→ SET TASK: In the entries that follow, how many lines contain "system"? Answer with the number only.

++++ DATA ENTRIES

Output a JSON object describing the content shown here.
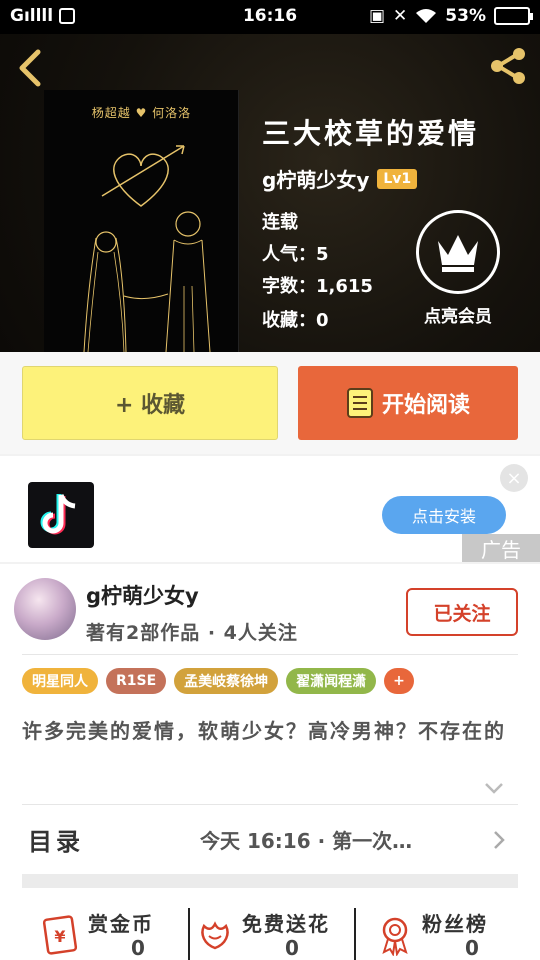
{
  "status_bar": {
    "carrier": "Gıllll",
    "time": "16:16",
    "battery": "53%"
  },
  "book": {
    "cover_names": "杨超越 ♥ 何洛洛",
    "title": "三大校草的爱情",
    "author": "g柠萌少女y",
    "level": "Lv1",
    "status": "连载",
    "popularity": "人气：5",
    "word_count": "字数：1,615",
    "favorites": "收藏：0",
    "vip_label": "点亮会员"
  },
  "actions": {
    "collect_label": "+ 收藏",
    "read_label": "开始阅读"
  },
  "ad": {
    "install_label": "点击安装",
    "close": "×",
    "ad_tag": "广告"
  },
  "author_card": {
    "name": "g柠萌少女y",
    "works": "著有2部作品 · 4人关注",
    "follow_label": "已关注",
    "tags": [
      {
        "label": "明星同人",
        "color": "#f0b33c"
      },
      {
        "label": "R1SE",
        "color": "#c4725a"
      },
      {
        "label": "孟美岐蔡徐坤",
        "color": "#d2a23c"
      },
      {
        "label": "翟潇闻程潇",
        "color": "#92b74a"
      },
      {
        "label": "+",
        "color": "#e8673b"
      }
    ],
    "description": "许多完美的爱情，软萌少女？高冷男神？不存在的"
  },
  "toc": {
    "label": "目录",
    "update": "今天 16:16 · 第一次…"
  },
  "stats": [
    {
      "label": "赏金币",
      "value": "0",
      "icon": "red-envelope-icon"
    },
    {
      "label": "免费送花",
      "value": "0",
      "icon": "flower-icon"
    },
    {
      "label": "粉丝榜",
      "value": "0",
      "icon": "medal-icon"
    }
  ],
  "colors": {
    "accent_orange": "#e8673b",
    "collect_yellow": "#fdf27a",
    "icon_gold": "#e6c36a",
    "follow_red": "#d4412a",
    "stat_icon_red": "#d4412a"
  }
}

++++++++
++++ DATA ENTRIES

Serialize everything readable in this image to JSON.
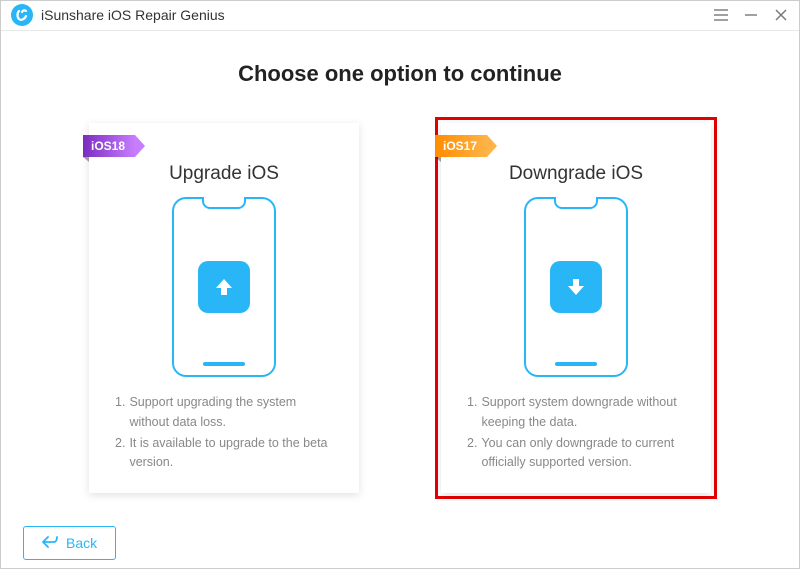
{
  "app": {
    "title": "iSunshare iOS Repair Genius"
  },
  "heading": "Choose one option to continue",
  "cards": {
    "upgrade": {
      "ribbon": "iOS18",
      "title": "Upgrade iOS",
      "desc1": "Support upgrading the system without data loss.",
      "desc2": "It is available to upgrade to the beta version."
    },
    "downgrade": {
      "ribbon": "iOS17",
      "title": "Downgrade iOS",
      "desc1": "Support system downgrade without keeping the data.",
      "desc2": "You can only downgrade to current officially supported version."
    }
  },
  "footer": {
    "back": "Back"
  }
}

++++++++
++++ DATA ENTRIES

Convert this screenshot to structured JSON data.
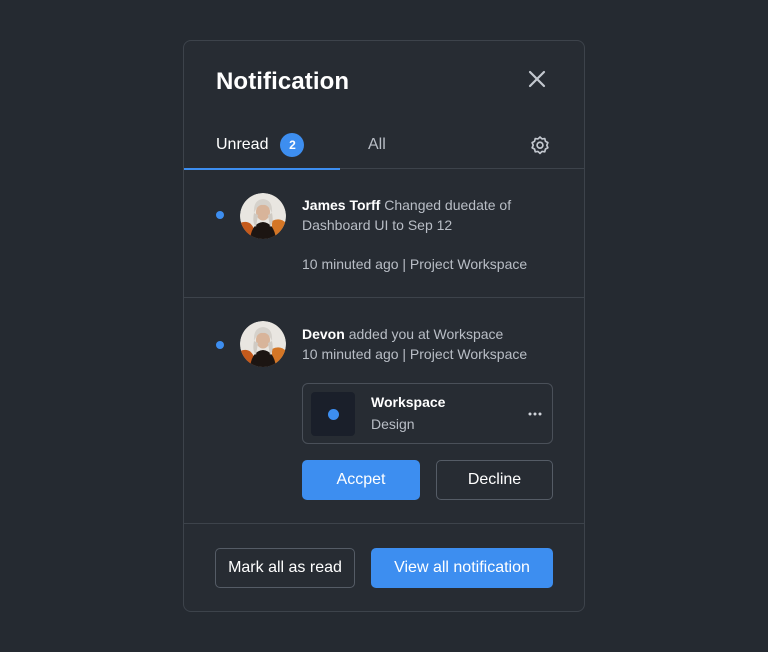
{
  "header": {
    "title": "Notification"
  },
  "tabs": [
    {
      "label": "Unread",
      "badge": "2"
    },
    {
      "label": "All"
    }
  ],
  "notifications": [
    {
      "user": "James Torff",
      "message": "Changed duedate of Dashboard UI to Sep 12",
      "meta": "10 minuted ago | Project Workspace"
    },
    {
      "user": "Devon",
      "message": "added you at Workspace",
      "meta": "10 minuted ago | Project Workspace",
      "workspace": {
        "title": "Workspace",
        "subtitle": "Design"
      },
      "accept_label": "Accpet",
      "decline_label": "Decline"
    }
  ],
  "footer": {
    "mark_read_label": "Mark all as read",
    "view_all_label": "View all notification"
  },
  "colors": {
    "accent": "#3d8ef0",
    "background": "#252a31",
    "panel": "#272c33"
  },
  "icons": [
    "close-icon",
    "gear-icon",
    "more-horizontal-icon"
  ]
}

++++++++

→ RESPONSE TO THIS EXERCISE: 2